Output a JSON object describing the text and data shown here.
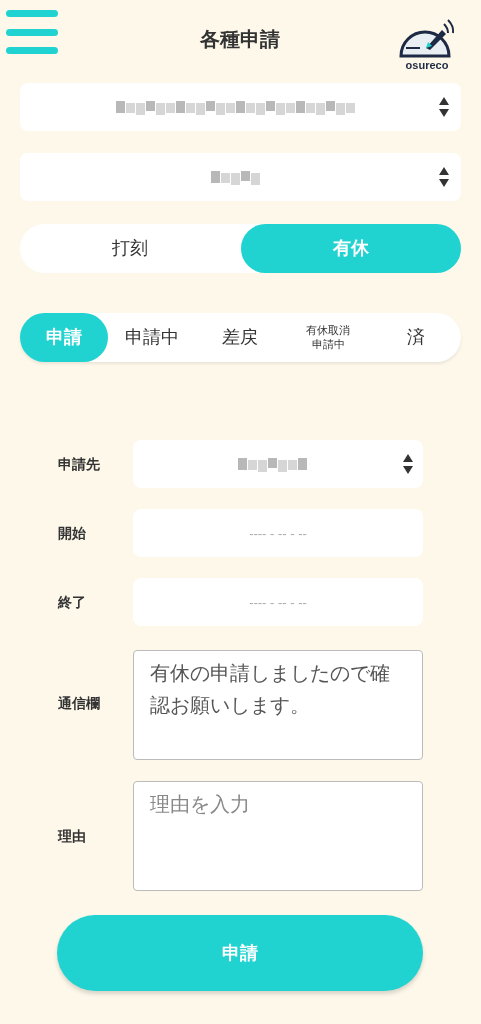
{
  "header": {
    "title": "各種申請",
    "logo_text": "osureco"
  },
  "selects": [
    {
      "kind": "redacted"
    },
    {
      "kind": "redacted"
    }
  ],
  "mode_toggle": [
    {
      "label": "打刻",
      "selected": false
    },
    {
      "label": "有休",
      "selected": true
    }
  ],
  "status_tabs": [
    {
      "label": "申請",
      "selected": true
    },
    {
      "label": "申請中",
      "selected": false
    },
    {
      "label": "差戻",
      "selected": false
    },
    {
      "lines": [
        "有休取消",
        "申請中"
      ],
      "selected": false
    },
    {
      "label": "済",
      "selected": false
    }
  ],
  "form": [
    {
      "kind": "select",
      "label": "申請先"
    },
    {
      "kind": "date",
      "label": "開始",
      "placeholder": "---- - -- - --"
    },
    {
      "kind": "date",
      "label": "終了",
      "placeholder": "---- - -- - --"
    },
    {
      "kind": "textarea",
      "label": "通信欄",
      "value": "有休の申請しましたので確認お願いします。"
    },
    {
      "kind": "textarea",
      "label": "理由",
      "placeholder": "理由を入力"
    }
  ],
  "submit": "申請"
}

## Short problem
Pull out the lines above in which the word "label" appears.

## Exercise response
      "label": "打刻",
      "label": "有休",
      "label": "申請",
      "label": "申請中",
      "label": "差戻",
      "label": "済",
      "label": "申請先"
      "label": "開始",
      "label": "終了",
      "label": "通信欄",
      "label": "理由",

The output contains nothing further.